PROBLEM DETAILS
Below are records; count the lines in them that hold "name" and give only the count.

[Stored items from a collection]
— START —
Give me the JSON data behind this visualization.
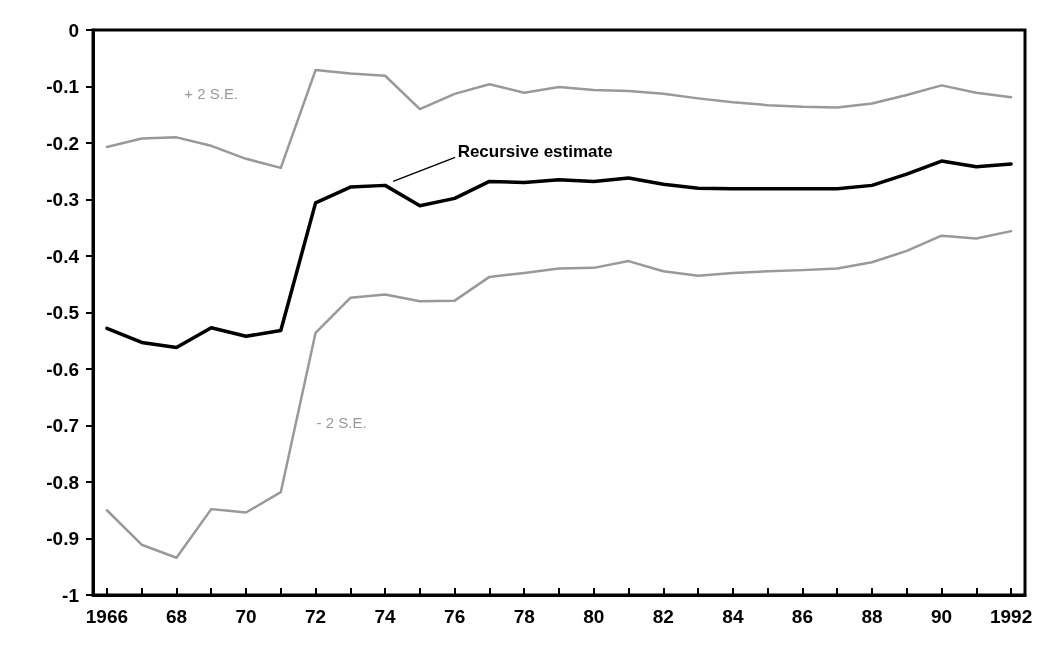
{
  "chart_data": {
    "type": "line",
    "x": [
      1966,
      1967,
      1968,
      1969,
      1970,
      1971,
      1972,
      1973,
      1974,
      1975,
      1976,
      1977,
      1978,
      1979,
      1980,
      1981,
      1982,
      1983,
      1984,
      1985,
      1986,
      1987,
      1988,
      1989,
      1990,
      1991,
      1992
    ],
    "series": [
      {
        "name": "+ 2 S.E.",
        "color": "#999999",
        "values": [
          -0.207,
          -0.192,
          -0.19,
          -0.205,
          -0.228,
          -0.244,
          -0.071,
          -0.077,
          -0.081,
          -0.14,
          -0.113,
          -0.096,
          -0.111,
          -0.101,
          -0.106,
          -0.108,
          -0.113,
          -0.121,
          -0.128,
          -0.133,
          -0.136,
          -0.137,
          -0.13,
          -0.115,
          -0.098,
          -0.111,
          -0.119
        ]
      },
      {
        "name": "Recursive estimate",
        "color": "#000000",
        "values": [
          -0.528,
          -0.553,
          -0.562,
          -0.527,
          -0.542,
          -0.532,
          -0.306,
          -0.278,
          -0.275,
          -0.311,
          -0.298,
          -0.268,
          -0.27,
          -0.265,
          -0.268,
          -0.262,
          -0.273,
          -0.28,
          -0.281,
          -0.281,
          -0.281,
          -0.281,
          -0.275,
          -0.255,
          -0.232,
          -0.242,
          -0.237
        ]
      },
      {
        "name": "- 2 S.E.",
        "color": "#999999",
        "values": [
          -0.85,
          -0.911,
          -0.934,
          -0.848,
          -0.854,
          -0.818,
          -0.536,
          -0.474,
          -0.468,
          -0.48,
          -0.479,
          -0.437,
          -0.43,
          -0.422,
          -0.421,
          -0.409,
          -0.427,
          -0.435,
          -0.43,
          -0.427,
          -0.425,
          -0.422,
          -0.411,
          -0.391,
          -0.364,
          -0.369,
          -0.356
        ]
      }
    ],
    "xlim": [
      1965.6,
      1992.4
    ],
    "xticks": [
      {
        "value": 1966,
        "label": "1966"
      },
      {
        "value": 1967,
        "label": null
      },
      {
        "value": 1968,
        "label": "68"
      },
      {
        "value": 1969,
        "label": null
      },
      {
        "value": 1970,
        "label": "70"
      },
      {
        "value": 1971,
        "label": null
      },
      {
        "value": 1972,
        "label": "72"
      },
      {
        "value": 1973,
        "label": null
      },
      {
        "value": 1974,
        "label": "74"
      },
      {
        "value": 1975,
        "label": null
      },
      {
        "value": 1976,
        "label": "76"
      },
      {
        "value": 1977,
        "label": null
      },
      {
        "value": 1978,
        "label": "78"
      },
      {
        "value": 1979,
        "label": null
      },
      {
        "value": 1980,
        "label": "80"
      },
      {
        "value": 1981,
        "label": null
      },
      {
        "value": 1982,
        "label": "82"
      },
      {
        "value": 1983,
        "label": null
      },
      {
        "value": 1984,
        "label": "84"
      },
      {
        "value": 1985,
        "label": null
      },
      {
        "value": 1986,
        "label": "86"
      },
      {
        "value": 1987,
        "label": null
      },
      {
        "value": 1988,
        "label": "88"
      },
      {
        "value": 1989,
        "label": null
      },
      {
        "value": 1990,
        "label": "90"
      },
      {
        "value": 1991,
        "label": null
      },
      {
        "value": 1992,
        "label": "1992"
      }
    ],
    "ylim": [
      -1,
      0
    ],
    "yticks": [
      0,
      -0.1,
      -0.2,
      -0.3,
      -0.4,
      -0.5,
      -0.6,
      -0.7,
      -0.8,
      -0.9,
      -1
    ],
    "grid": false,
    "legend": false,
    "marker": "none",
    "line_style": "solid"
  }
}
— END —
OUTPUT
3